Problem description: Set down, in full, every record in the block.

Listed records:
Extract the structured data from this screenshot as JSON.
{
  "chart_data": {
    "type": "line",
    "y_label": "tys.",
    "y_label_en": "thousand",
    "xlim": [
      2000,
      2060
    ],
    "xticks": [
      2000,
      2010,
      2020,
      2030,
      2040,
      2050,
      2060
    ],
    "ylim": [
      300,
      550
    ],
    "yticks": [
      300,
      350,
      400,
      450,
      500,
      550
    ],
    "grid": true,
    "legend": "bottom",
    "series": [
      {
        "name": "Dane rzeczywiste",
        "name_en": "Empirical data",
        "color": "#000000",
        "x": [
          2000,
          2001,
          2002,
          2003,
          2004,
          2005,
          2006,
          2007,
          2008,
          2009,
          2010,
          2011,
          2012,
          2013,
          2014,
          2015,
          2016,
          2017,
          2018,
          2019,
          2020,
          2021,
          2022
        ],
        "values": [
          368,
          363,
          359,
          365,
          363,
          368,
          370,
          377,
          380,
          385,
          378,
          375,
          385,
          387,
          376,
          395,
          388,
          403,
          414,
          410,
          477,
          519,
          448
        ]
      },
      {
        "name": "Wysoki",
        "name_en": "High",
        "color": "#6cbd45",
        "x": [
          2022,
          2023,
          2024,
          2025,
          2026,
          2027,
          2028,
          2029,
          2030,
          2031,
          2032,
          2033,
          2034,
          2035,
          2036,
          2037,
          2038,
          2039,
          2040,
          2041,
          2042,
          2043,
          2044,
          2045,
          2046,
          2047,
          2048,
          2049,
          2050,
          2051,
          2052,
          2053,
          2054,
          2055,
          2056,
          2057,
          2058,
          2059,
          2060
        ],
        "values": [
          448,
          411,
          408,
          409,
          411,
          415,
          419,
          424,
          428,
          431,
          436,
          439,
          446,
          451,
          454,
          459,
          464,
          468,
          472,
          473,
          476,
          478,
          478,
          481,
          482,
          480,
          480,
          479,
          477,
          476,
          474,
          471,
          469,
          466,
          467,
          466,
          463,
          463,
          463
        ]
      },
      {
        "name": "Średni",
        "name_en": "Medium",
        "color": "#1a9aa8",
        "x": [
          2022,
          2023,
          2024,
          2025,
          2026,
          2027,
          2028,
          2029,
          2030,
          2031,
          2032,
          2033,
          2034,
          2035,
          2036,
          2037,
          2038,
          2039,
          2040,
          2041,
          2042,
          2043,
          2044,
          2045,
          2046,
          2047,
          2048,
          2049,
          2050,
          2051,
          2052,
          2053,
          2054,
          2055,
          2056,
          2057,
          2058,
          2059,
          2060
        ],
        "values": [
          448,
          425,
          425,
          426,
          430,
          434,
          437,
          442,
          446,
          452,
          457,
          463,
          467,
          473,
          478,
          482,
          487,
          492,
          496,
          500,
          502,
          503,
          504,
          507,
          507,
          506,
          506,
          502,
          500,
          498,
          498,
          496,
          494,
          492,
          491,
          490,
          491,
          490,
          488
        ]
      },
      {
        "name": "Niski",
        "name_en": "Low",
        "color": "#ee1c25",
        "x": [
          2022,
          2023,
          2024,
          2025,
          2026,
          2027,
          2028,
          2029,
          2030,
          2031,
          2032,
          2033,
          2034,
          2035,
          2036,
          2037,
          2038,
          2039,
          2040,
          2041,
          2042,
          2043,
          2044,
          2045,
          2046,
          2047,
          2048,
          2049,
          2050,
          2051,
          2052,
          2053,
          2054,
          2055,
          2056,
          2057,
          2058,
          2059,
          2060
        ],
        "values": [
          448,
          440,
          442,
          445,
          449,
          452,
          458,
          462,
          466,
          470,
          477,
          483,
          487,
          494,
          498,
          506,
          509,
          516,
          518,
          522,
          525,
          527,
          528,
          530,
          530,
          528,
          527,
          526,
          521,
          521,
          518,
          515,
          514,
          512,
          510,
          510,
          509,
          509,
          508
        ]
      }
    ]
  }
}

Solution to the exercise:
Extract the structured data from this screenshot as JSON.
{
  "chart_data": {
    "type": "line",
    "y_label": "tys.",
    "y_label_en": "thousand",
    "xlim": [
      2000,
      2060
    ],
    "xticks": [
      2000,
      2010,
      2020,
      2030,
      2040,
      2050,
      2060
    ],
    "ylim": [
      300,
      550
    ],
    "yticks": [
      300,
      350,
      400,
      450,
      500,
      550
    ],
    "grid": true,
    "legend": "bottom",
    "series": [
      {
        "name": "Dane rzeczywiste",
        "name_en": "Empirical data",
        "color": "#000000",
        "x": [
          2000,
          2001,
          2002,
          2003,
          2004,
          2005,
          2006,
          2007,
          2008,
          2009,
          2010,
          2011,
          2012,
          2013,
          2014,
          2015,
          2016,
          2017,
          2018,
          2019,
          2020,
          2021,
          2022
        ],
        "values": [
          368,
          363,
          359,
          365,
          363,
          368,
          370,
          377,
          380,
          385,
          378,
          375,
          385,
          387,
          376,
          395,
          388,
          403,
          414,
          410,
          477,
          519,
          448
        ]
      },
      {
        "name": "Wysoki",
        "name_en": "High",
        "color": "#6cbd45",
        "x": [
          2022,
          2023,
          2024,
          2025,
          2026,
          2027,
          2028,
          2029,
          2030,
          2031,
          2032,
          2033,
          2034,
          2035,
          2036,
          2037,
          2038,
          2039,
          2040,
          2041,
          2042,
          2043,
          2044,
          2045,
          2046,
          2047,
          2048,
          2049,
          2050,
          2051,
          2052,
          2053,
          2054,
          2055,
          2056,
          2057,
          2058,
          2059,
          2060
        ],
        "values": [
          448,
          411,
          408,
          409,
          411,
          415,
          419,
          424,
          428,
          431,
          436,
          439,
          446,
          451,
          454,
          459,
          464,
          468,
          472,
          473,
          476,
          478,
          478,
          481,
          482,
          480,
          480,
          479,
          477,
          476,
          474,
          471,
          469,
          466,
          467,
          466,
          463,
          463,
          463
        ]
      },
      {
        "name": "Średni",
        "name_en": "Medium",
        "color": "#1a9aa8",
        "x": [
          2022,
          2023,
          2024,
          2025,
          2026,
          2027,
          2028,
          2029,
          2030,
          2031,
          2032,
          2033,
          2034,
          2035,
          2036,
          2037,
          2038,
          2039,
          2040,
          2041,
          2042,
          2043,
          2044,
          2045,
          2046,
          2047,
          2048,
          2049,
          2050,
          2051,
          2052,
          2053,
          2054,
          2055,
          2056,
          2057,
          2058,
          2059,
          2060
        ],
        "values": [
          448,
          425,
          425,
          426,
          430,
          434,
          437,
          442,
          446,
          452,
          457,
          463,
          467,
          473,
          478,
          482,
          487,
          492,
          496,
          500,
          502,
          503,
          504,
          507,
          507,
          506,
          506,
          502,
          500,
          498,
          498,
          496,
          494,
          492,
          491,
          490,
          491,
          490,
          488
        ]
      },
      {
        "name": "Niski",
        "name_en": "Low",
        "color": "#ee1c25",
        "x": [
          2022,
          2023,
          2024,
          2025,
          2026,
          2027,
          2028,
          2029,
          2030,
          2031,
          2032,
          2033,
          2034,
          2035,
          2036,
          2037,
          2038,
          2039,
          2040,
          2041,
          2042,
          2043,
          2044,
          2045,
          2046,
          2047,
          2048,
          2049,
          2050,
          2051,
          2052,
          2053,
          2054,
          2055,
          2056,
          2057,
          2058,
          2059,
          2060
        ],
        "values": [
          448,
          440,
          442,
          445,
          449,
          452,
          458,
          462,
          466,
          470,
          477,
          483,
          487,
          494,
          498,
          506,
          509,
          516,
          518,
          522,
          525,
          527,
          528,
          530,
          530,
          528,
          527,
          526,
          521,
          521,
          518,
          515,
          514,
          512,
          510,
          510,
          509,
          509,
          508
        ]
      }
    ]
  }
}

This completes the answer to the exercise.